The data —
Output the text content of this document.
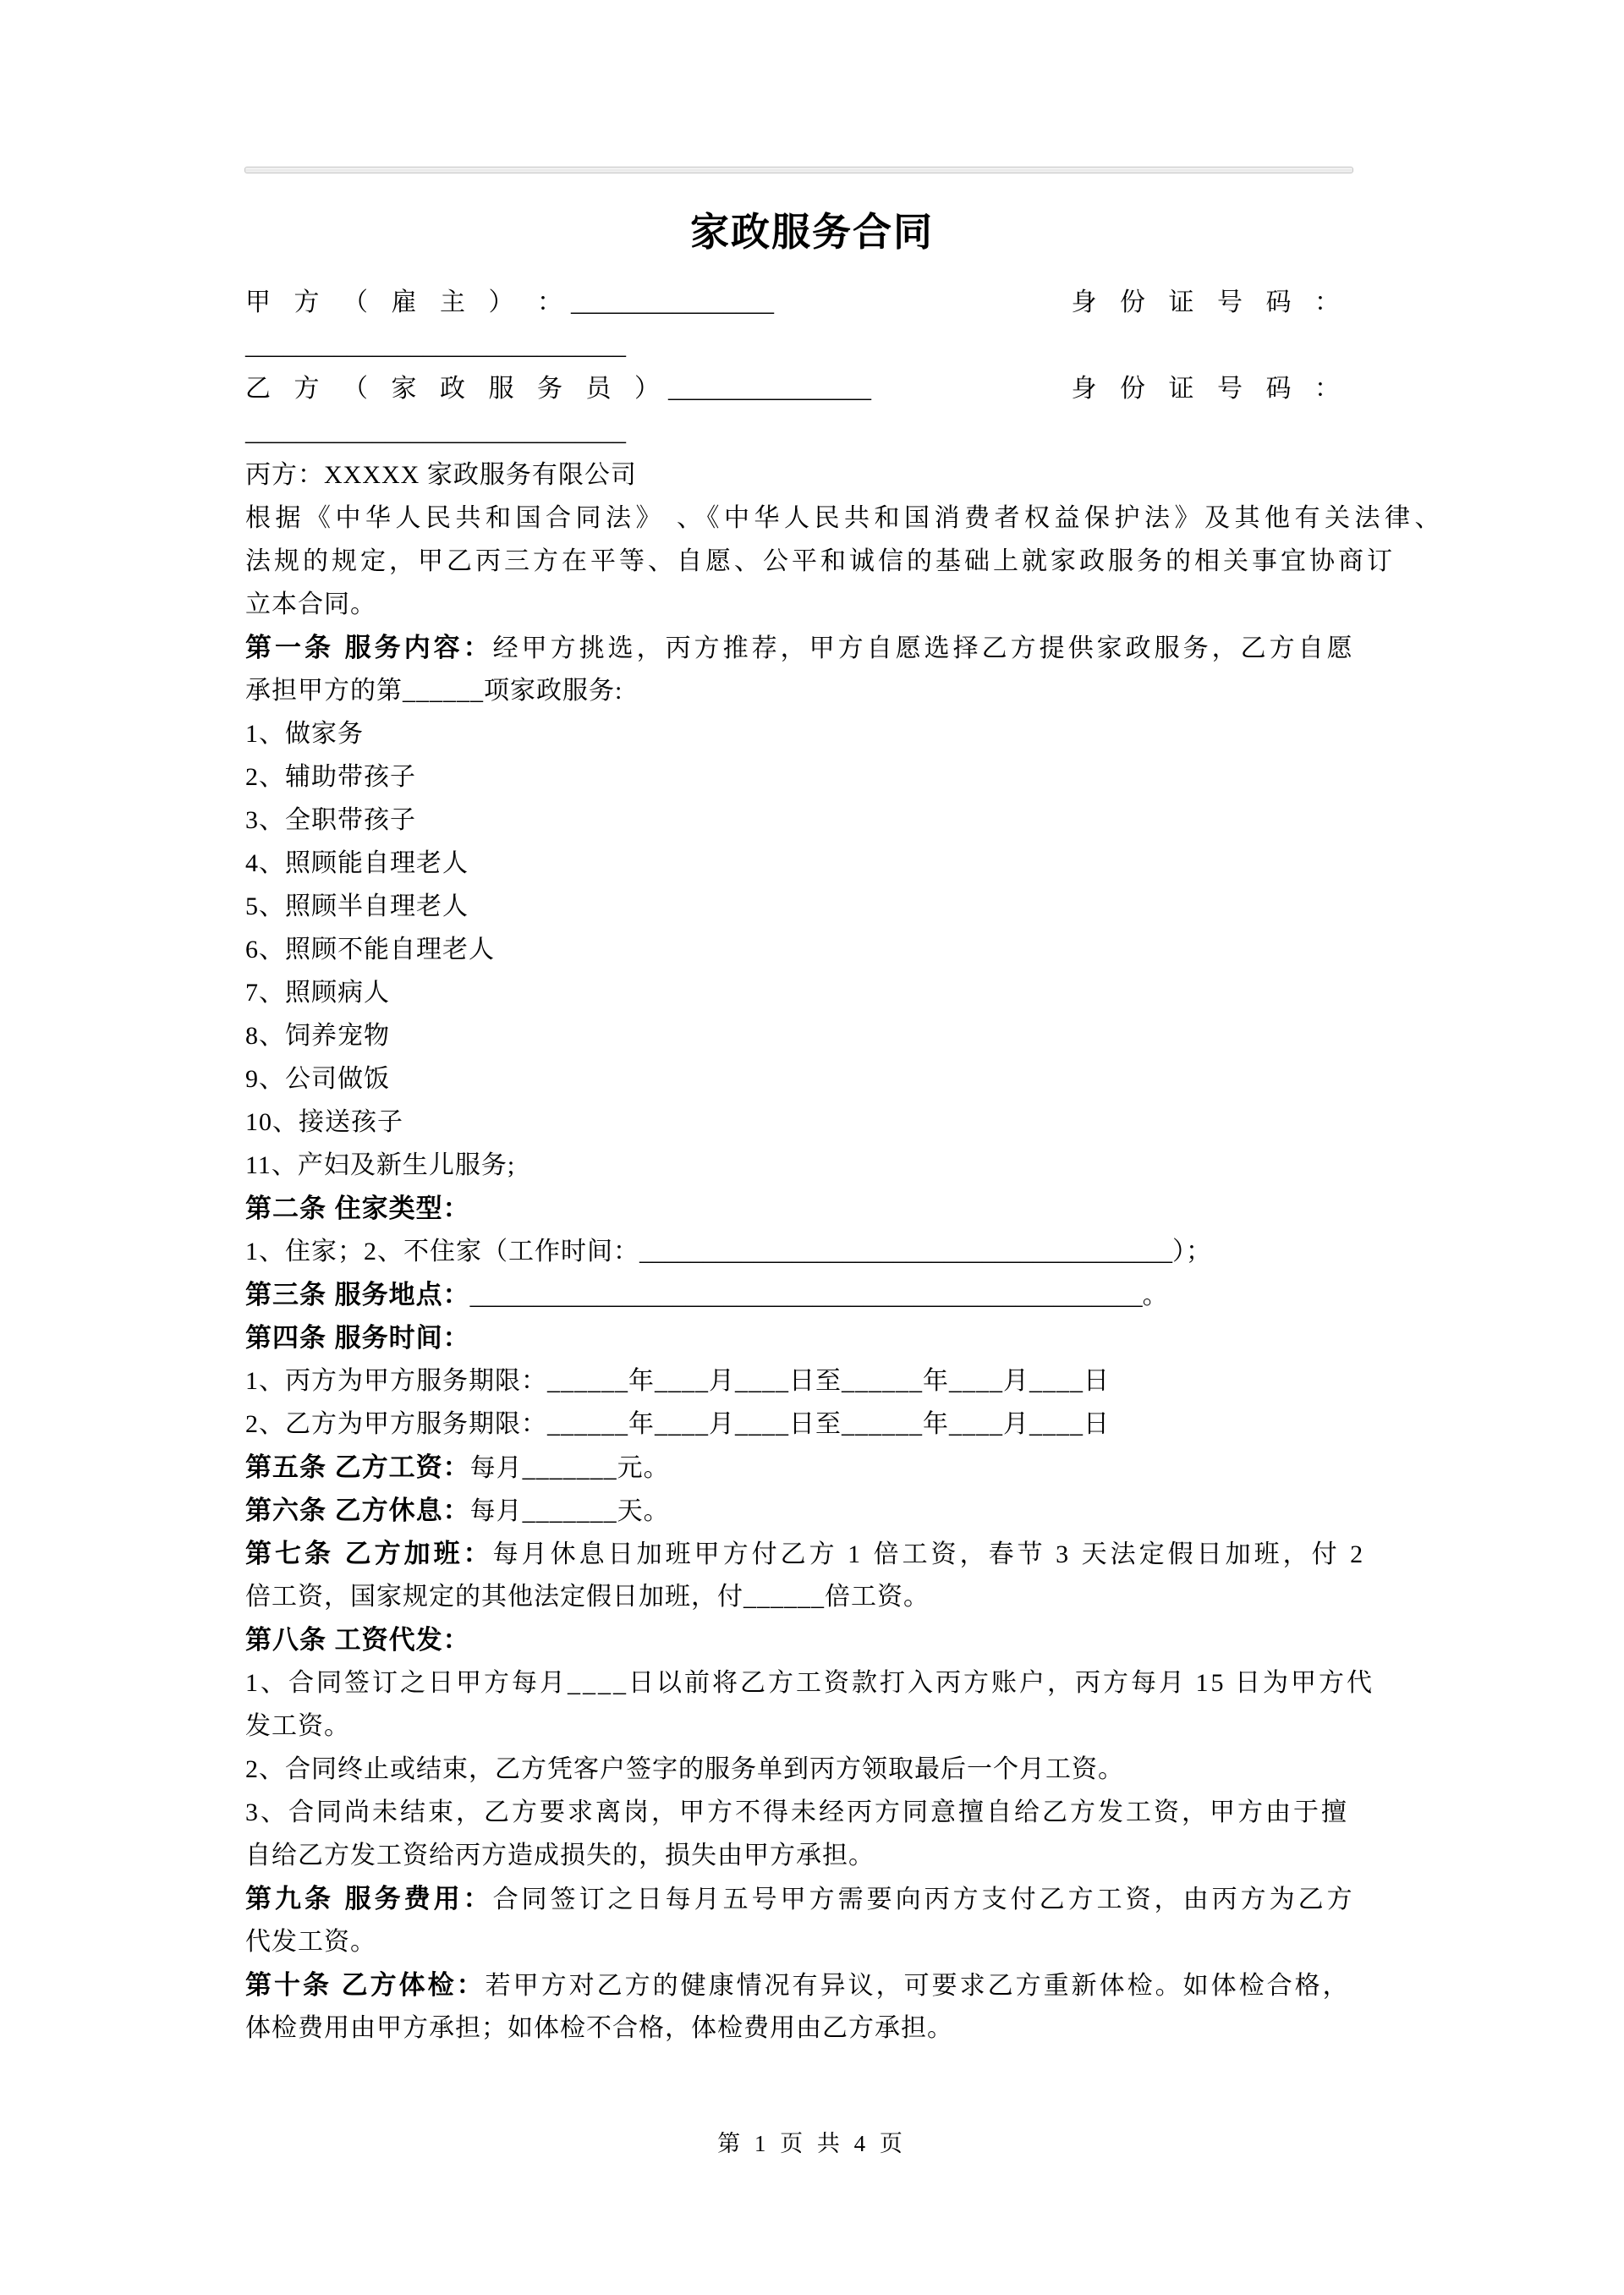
家政服务合同
甲 方 （ 雇 主 ） ： ________________	身 份 证 号 码 ：
______________________________
乙 方 （ 家 政 服 务 员 ） ________________	身 份 证 号 码 ：
______________________________
丙方：XXXXX 家政服务有限公司
根据《中华人民共和国合同法》 、《中华人民共和国消费者权益保护法》及其他有关法律、
法规的规定，甲乙丙三方在平等、自愿、公平和诚信的基础上就家政服务的相关事宜协商订
立本合同。
第一条 服务内容：经甲方挑选，丙方推荐，甲方自愿选择乙方提供家政服务，乙方自愿
承担甲方的第______项家政服务:
1、做家务
2、辅助带孩子
3、全职带孩子
4、照顾能自理老人
5、照顾半自理老人
6、照顾不能自理老人
7、照顾病人
8、饲养宠物
9、公司做饭
10、接送孩子
11、产妇及新生儿服务;
第二条 住家类型：
1、住家；2、不住家（工作时间：__________________________________________）；
第三条 服务地点：_____________________________________________________。
第四条 服务时间：
1、丙方为甲方服务期限：______年____月____日至______年____月____日
2、乙方为甲方服务期限：______年____月____日至______年____月____日
第五条 乙方工资：每月_______元。
第六条 乙方休息：每月_______天。
第七条 乙方加班：每月休息日加班甲方付乙方 1 倍工资，春节 3 天法定假日加班，付 2
倍工资，国家规定的其他法定假日加班，付______倍工资。
第八条 工资代发：
1、合同签订之日甲方每月____日以前将乙方工资款打入丙方账户，丙方每月 15 日为甲方代
发工资。
2、合同终止或结束，乙方凭客户签字的服务单到丙方领取最后一个月工资。
3、合同尚未结束，乙方要求离岗，甲方不得未经丙方同意擅自给乙方发工资，甲方由于擅
自给乙方发工资给丙方造成损失的，损失由甲方承担。
第九条 服务费用：合同签订之日每月五号甲方需要向丙方支付乙方工资，由丙方为乙方
代发工资。
第十条 乙方体检：若甲方对乙方的健康情况有异议，可要求乙方重新体检。如体检合格，
体检费用由甲方承担；如体检不合格，体检费用由乙方承担。
第 1 页 共 4 页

Work to do —
Pictures in the records should not appear in your copy, but everything else must be transcribed exactly.

Response —
Output the text content of this document.
家政服务合同
甲 方 （ 雇 主 ） ： ________________	身 份 证 号 码 ：
______________________________
乙 方 （ 家 政 服 务 员 ） ________________	身 份 证 号 码 ：
______________________________
丙方：XXXXX 家政服务有限公司
根据《中华人民共和国合同法》 、《中华人民共和国消费者权益保护法》及其他有关法律、
法规的规定，甲乙丙三方在平等、自愿、公平和诚信的基础上就家政服务的相关事宜协商订
立本合同。
第一条 服务内容：经甲方挑选，丙方推荐，甲方自愿选择乙方提供家政服务，乙方自愿
承担甲方的第______项家政服务:
1、做家务
2、辅助带孩子
3、全职带孩子
4、照顾能自理老人
5、照顾半自理老人
6、照顾不能自理老人
7、照顾病人
8、饲养宠物
9、公司做饭
10、接送孩子
11、产妇及新生儿服务;
第二条 住家类型：
1、住家；2、不住家（工作时间：__________________________________________）；
第三条 服务地点：_____________________________________________________。
第四条 服务时间：
1、丙方为甲方服务期限：______年____月____日至______年____月____日
2、乙方为甲方服务期限：______年____月____日至______年____月____日
第五条 乙方工资：每月_______元。
第六条 乙方休息：每月_______天。
第七条 乙方加班：每月休息日加班甲方付乙方 1 倍工资，春节 3 天法定假日加班，付 2
倍工资，国家规定的其他法定假日加班，付______倍工资。
第八条 工资代发：
1、合同签订之日甲方每月____日以前将乙方工资款打入丙方账户，丙方每月 15 日为甲方代
发工资。
2、合同终止或结束，乙方凭客户签字的服务单到丙方领取最后一个月工资。
3、合同尚未结束，乙方要求离岗，甲方不得未经丙方同意擅自给乙方发工资，甲方由于擅
自给乙方发工资给丙方造成损失的，损失由甲方承担。
第九条 服务费用：合同签订之日每月五号甲方需要向丙方支付乙方工资，由丙方为乙方
代发工资。
第十条 乙方体检：若甲方对乙方的健康情况有异议，可要求乙方重新体检。如体检合格，
体检费用由甲方承担；如体检不合格，体检费用由乙方承担。
第 1 页 共 4 页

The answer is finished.